▶ **SET PROBLEM**
Reproduce all entries verbatim, with nothing added or dropped.

▶ **Entries with figure data**
┌──

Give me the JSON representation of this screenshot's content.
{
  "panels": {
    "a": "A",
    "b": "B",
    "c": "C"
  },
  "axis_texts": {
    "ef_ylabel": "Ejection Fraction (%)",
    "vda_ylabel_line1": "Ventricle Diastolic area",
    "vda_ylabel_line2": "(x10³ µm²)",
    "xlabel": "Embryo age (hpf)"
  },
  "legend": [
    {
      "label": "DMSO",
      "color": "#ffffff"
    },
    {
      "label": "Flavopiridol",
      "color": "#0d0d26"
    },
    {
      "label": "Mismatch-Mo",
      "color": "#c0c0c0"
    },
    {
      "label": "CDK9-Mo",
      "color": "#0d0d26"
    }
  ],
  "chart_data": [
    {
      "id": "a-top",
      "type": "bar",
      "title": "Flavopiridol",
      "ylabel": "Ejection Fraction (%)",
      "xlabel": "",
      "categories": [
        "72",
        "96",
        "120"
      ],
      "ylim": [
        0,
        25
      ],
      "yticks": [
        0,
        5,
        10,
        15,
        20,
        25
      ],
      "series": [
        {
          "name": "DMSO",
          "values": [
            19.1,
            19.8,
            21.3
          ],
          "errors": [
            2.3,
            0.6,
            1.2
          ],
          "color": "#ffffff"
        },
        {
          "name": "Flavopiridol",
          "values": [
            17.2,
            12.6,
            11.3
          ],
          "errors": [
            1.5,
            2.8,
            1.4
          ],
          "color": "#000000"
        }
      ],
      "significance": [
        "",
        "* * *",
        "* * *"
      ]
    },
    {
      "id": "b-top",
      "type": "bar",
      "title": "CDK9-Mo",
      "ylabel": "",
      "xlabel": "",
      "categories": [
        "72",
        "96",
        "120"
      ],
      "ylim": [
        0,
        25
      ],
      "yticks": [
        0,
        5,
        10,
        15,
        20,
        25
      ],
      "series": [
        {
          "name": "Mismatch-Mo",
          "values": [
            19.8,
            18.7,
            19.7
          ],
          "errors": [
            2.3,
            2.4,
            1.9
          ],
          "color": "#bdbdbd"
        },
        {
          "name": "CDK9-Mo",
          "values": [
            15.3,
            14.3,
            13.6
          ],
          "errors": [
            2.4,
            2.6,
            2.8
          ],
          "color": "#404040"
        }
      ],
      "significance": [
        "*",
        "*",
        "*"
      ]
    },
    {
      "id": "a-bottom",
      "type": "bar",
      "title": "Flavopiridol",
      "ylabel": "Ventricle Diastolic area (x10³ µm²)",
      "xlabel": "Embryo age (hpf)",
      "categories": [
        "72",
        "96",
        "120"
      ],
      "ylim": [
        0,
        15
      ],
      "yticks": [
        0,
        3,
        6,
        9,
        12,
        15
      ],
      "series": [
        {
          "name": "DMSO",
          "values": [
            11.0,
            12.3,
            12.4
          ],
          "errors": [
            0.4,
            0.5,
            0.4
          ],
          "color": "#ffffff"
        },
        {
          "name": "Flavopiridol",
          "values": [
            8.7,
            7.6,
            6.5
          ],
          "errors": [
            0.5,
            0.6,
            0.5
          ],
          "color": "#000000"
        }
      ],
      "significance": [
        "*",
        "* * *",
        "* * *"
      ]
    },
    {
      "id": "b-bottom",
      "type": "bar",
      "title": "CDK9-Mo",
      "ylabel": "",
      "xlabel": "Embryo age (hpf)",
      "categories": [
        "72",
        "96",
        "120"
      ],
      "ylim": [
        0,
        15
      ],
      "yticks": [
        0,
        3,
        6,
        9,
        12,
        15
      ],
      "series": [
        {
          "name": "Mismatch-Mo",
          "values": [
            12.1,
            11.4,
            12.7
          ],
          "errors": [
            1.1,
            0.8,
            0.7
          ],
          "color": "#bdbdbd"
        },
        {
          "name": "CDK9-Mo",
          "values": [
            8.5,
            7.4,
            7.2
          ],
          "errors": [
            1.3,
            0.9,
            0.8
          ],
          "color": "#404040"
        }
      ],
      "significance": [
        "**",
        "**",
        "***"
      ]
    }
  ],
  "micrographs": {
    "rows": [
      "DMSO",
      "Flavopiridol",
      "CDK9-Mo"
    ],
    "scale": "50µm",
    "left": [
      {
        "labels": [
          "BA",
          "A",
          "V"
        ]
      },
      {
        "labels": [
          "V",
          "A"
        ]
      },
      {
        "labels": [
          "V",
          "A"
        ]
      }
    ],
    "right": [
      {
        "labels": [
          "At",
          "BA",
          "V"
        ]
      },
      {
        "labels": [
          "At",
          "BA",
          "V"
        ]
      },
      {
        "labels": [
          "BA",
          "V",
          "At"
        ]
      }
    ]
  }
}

└──

▶ **SOLUTION TO THIS EXERCISE**
Give me the JSON representation of this screenshot's content.
{
  "panels": {
    "a": "A",
    "b": "B",
    "c": "C"
  },
  "axis_texts": {
    "ef_ylabel": "Ejection Fraction (%)",
    "vda_ylabel_line1": "Ventricle Diastolic area",
    "vda_ylabel_line2": "(x10³ µm²)",
    "xlabel": "Embryo age (hpf)"
  },
  "legend": [
    {
      "label": "DMSO",
      "color": "#ffffff"
    },
    {
      "label": "Flavopiridol",
      "color": "#0d0d26"
    },
    {
      "label": "Mismatch-Mo",
      "color": "#c0c0c0"
    },
    {
      "label": "CDK9-Mo",
      "color": "#0d0d26"
    }
  ],
  "chart_data": [
    {
      "id": "a-top",
      "type": "bar",
      "title": "Flavopiridol",
      "ylabel": "Ejection Fraction (%)",
      "xlabel": "",
      "categories": [
        "72",
        "96",
        "120"
      ],
      "ylim": [
        0,
        25
      ],
      "yticks": [
        0,
        5,
        10,
        15,
        20,
        25
      ],
      "series": [
        {
          "name": "DMSO",
          "values": [
            19.1,
            19.8,
            21.3
          ],
          "errors": [
            2.3,
            0.6,
            1.2
          ],
          "color": "#ffffff"
        },
        {
          "name": "Flavopiridol",
          "values": [
            17.2,
            12.6,
            11.3
          ],
          "errors": [
            1.5,
            2.8,
            1.4
          ],
          "color": "#000000"
        }
      ],
      "significance": [
        "",
        "* * *",
        "* * *"
      ]
    },
    {
      "id": "b-top",
      "type": "bar",
      "title": "CDK9-Mo",
      "ylabel": "",
      "xlabel": "",
      "categories": [
        "72",
        "96",
        "120"
      ],
      "ylim": [
        0,
        25
      ],
      "yticks": [
        0,
        5,
        10,
        15,
        20,
        25
      ],
      "series": [
        {
          "name": "Mismatch-Mo",
          "values": [
            19.8,
            18.7,
            19.7
          ],
          "errors": [
            2.3,
            2.4,
            1.9
          ],
          "color": "#bdbdbd"
        },
        {
          "name": "CDK9-Mo",
          "values": [
            15.3,
            14.3,
            13.6
          ],
          "errors": [
            2.4,
            2.6,
            2.8
          ],
          "color": "#404040"
        }
      ],
      "significance": [
        "*",
        "*",
        "*"
      ]
    },
    {
      "id": "a-bottom",
      "type": "bar",
      "title": "Flavopiridol",
      "ylabel": "Ventricle Diastolic area (x10³ µm²)",
      "xlabel": "Embryo age (hpf)",
      "categories": [
        "72",
        "96",
        "120"
      ],
      "ylim": [
        0,
        15
      ],
      "yticks": [
        0,
        3,
        6,
        9,
        12,
        15
      ],
      "series": [
        {
          "name": "DMSO",
          "values": [
            11.0,
            12.3,
            12.4
          ],
          "errors": [
            0.4,
            0.5,
            0.4
          ],
          "color": "#ffffff"
        },
        {
          "name": "Flavopiridol",
          "values": [
            8.7,
            7.6,
            6.5
          ],
          "errors": [
            0.5,
            0.6,
            0.5
          ],
          "color": "#000000"
        }
      ],
      "significance": [
        "*",
        "* * *",
        "* * *"
      ]
    },
    {
      "id": "b-bottom",
      "type": "bar",
      "title": "CDK9-Mo",
      "ylabel": "",
      "xlabel": "Embryo age (hpf)",
      "categories": [
        "72",
        "96",
        "120"
      ],
      "ylim": [
        0,
        15
      ],
      "yticks": [
        0,
        3,
        6,
        9,
        12,
        15
      ],
      "series": [
        {
          "name": "Mismatch-Mo",
          "values": [
            12.1,
            11.4,
            12.7
          ],
          "errors": [
            1.1,
            0.8,
            0.7
          ],
          "color": "#bdbdbd"
        },
        {
          "name": "CDK9-Mo",
          "values": [
            8.5,
            7.4,
            7.2
          ],
          "errors": [
            1.3,
            0.9,
            0.8
          ],
          "color": "#404040"
        }
      ],
      "significance": [
        "**",
        "**",
        "***"
      ]
    }
  ],
  "micrographs": {
    "rows": [
      "DMSO",
      "Flavopiridol",
      "CDK9-Mo"
    ],
    "scale": "50µm",
    "left": [
      {
        "labels": [
          "BA",
          "A",
          "V"
        ]
      },
      {
        "labels": [
          "V",
          "A"
        ]
      },
      {
        "labels": [
          "V",
          "A"
        ]
      }
    ],
    "right": [
      {
        "labels": [
          "At",
          "BA",
          "V"
        ]
      },
      {
        "labels": [
          "At",
          "BA",
          "V"
        ]
      },
      {
        "labels": [
          "BA",
          "V",
          "At"
        ]
      }
    ]
  }
}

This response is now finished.